-- start --

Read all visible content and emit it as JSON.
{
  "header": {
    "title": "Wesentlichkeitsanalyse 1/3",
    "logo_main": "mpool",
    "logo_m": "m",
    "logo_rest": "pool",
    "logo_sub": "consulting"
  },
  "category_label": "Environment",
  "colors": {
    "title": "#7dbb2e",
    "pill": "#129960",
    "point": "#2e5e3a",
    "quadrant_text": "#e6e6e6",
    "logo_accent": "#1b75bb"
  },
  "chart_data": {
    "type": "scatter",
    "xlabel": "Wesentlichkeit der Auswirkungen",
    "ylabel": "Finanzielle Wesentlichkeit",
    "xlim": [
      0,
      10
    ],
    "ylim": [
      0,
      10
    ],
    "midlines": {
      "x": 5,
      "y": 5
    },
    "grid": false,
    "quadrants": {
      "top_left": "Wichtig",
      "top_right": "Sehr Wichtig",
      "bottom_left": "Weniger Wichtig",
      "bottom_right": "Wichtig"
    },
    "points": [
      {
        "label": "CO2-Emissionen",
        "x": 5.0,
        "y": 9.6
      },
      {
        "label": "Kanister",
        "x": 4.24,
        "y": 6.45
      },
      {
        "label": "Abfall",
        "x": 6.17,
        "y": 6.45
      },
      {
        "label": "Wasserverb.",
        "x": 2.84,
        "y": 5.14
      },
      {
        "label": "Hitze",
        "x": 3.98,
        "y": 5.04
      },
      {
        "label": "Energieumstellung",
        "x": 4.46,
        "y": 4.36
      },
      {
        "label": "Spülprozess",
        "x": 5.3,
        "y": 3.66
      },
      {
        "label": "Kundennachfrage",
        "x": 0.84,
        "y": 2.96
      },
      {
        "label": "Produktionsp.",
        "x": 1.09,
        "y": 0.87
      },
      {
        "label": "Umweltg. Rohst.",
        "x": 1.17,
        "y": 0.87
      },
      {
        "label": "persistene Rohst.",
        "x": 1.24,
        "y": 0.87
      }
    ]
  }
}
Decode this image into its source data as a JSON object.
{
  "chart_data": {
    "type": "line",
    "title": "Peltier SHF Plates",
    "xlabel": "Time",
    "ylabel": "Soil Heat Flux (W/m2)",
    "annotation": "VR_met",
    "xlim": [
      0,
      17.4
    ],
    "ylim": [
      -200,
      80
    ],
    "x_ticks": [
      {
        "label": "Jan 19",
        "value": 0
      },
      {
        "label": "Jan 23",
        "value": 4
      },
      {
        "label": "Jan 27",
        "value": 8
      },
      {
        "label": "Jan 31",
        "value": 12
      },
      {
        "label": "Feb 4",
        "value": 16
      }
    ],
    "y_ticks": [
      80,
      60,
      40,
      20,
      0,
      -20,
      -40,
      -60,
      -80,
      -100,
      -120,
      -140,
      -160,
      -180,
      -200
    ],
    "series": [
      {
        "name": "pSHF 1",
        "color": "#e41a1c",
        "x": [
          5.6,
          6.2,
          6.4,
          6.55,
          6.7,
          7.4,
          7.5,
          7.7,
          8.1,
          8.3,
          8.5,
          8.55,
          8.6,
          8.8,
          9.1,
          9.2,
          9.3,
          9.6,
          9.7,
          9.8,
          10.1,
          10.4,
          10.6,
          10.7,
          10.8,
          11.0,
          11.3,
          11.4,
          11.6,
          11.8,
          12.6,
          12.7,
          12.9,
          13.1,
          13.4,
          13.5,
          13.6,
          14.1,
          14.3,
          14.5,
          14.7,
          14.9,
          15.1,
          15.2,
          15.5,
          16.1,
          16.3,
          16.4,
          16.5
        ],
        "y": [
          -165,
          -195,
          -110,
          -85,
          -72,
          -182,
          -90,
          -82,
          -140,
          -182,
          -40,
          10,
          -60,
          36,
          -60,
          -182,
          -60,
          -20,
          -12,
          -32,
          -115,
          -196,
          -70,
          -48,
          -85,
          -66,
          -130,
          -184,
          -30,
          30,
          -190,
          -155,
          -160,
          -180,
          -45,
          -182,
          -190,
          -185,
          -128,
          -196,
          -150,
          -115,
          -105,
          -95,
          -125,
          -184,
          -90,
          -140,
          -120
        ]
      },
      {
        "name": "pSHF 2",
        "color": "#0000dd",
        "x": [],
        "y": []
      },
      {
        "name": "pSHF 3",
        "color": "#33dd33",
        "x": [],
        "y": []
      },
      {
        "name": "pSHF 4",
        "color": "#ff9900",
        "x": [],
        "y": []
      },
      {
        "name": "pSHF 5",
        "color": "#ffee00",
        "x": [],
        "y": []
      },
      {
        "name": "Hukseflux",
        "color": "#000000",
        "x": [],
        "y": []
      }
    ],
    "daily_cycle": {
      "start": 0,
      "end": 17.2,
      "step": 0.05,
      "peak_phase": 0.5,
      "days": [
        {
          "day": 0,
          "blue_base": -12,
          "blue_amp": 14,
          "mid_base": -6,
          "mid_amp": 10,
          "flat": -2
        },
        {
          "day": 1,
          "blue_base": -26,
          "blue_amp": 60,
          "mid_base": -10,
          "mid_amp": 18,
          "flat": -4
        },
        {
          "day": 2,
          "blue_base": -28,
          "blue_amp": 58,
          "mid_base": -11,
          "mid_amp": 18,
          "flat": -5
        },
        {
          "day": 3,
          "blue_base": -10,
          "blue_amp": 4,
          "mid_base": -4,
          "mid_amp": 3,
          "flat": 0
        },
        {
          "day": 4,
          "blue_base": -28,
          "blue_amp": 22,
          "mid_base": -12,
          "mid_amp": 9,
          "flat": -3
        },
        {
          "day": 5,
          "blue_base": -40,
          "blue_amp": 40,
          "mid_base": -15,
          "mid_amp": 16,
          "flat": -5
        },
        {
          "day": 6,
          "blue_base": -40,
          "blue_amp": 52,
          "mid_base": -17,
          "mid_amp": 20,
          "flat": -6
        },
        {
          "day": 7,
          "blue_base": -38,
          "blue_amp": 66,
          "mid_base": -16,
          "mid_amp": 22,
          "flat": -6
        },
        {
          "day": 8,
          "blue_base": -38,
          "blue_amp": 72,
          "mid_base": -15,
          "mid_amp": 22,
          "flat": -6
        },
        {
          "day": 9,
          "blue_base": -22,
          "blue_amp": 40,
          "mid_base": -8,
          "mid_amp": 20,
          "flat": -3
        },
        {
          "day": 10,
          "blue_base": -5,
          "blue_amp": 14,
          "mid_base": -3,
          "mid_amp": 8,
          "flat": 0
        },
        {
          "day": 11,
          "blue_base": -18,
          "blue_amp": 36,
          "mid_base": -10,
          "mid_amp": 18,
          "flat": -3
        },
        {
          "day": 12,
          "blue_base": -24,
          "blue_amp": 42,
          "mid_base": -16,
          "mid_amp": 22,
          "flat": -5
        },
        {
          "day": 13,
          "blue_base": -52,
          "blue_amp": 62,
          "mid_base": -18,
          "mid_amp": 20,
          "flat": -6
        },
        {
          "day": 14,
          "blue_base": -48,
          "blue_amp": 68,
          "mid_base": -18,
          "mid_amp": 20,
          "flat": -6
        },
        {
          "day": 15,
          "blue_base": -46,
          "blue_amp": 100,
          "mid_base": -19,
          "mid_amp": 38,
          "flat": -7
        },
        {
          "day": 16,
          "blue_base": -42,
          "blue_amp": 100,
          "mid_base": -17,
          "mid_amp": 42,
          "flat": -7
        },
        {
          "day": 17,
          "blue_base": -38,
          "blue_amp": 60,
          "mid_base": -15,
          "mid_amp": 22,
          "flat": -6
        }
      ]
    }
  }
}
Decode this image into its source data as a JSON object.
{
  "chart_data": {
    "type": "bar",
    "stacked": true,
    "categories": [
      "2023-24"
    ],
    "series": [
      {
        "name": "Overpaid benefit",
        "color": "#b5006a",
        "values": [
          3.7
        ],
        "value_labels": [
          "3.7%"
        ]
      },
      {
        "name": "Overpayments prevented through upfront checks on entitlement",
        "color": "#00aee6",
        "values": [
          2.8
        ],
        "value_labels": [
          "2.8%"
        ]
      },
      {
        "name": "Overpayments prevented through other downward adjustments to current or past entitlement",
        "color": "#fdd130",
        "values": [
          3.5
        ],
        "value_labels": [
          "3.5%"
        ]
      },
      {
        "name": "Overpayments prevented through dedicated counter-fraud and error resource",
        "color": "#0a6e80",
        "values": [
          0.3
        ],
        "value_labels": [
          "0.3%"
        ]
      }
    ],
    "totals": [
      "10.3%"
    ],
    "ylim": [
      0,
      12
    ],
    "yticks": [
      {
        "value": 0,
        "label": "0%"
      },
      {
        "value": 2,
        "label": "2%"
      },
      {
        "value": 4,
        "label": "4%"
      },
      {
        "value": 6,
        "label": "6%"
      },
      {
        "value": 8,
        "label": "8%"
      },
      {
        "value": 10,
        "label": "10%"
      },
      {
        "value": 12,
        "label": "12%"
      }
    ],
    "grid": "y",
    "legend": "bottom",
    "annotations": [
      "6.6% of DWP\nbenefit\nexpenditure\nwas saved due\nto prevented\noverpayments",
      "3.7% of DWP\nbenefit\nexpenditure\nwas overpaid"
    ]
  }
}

-- end --

## WHAT IS REQUIRED:
Pull out all lines from the listing that contain the string "prevented".

## EXPECTED ANSWER:
        "name": "Overpayments prevented through upfront checks on entitlement",
        "name": "Overpayments prevented through other downward adjustments to current or past entitlement",
        "name": "Overpayments prevented through dedicated counter-fraud and error resource",
      "6.6% of DWP\nbenefit\nexpenditure\nwas saved due\nto prevented\noverpayments",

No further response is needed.